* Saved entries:
=====

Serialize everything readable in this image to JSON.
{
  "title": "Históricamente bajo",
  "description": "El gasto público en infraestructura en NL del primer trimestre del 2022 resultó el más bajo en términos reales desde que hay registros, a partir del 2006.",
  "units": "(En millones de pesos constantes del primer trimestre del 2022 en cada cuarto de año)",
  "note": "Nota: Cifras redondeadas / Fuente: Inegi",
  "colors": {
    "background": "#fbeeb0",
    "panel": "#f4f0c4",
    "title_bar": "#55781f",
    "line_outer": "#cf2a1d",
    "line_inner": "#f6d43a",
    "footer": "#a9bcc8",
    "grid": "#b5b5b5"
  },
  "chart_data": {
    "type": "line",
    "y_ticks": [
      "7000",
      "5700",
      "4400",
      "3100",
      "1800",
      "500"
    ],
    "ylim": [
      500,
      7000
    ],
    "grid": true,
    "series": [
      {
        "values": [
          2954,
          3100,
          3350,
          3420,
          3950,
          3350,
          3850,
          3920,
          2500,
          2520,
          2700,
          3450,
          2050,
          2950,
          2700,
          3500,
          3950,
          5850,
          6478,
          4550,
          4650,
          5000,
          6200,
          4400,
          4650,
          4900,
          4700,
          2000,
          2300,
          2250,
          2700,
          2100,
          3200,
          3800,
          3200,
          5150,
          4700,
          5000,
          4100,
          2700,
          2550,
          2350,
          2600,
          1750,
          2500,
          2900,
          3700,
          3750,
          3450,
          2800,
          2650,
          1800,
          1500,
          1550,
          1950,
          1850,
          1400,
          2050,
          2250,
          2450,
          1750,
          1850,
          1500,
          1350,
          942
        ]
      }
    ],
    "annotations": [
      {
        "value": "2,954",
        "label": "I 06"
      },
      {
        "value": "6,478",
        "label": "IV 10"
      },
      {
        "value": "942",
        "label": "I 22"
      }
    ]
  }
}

=====

* WHAT IS REQUIRED: Using the listing above, work out how many of its lines include "primer", and give only the result.

* CORRECT RESULT: 2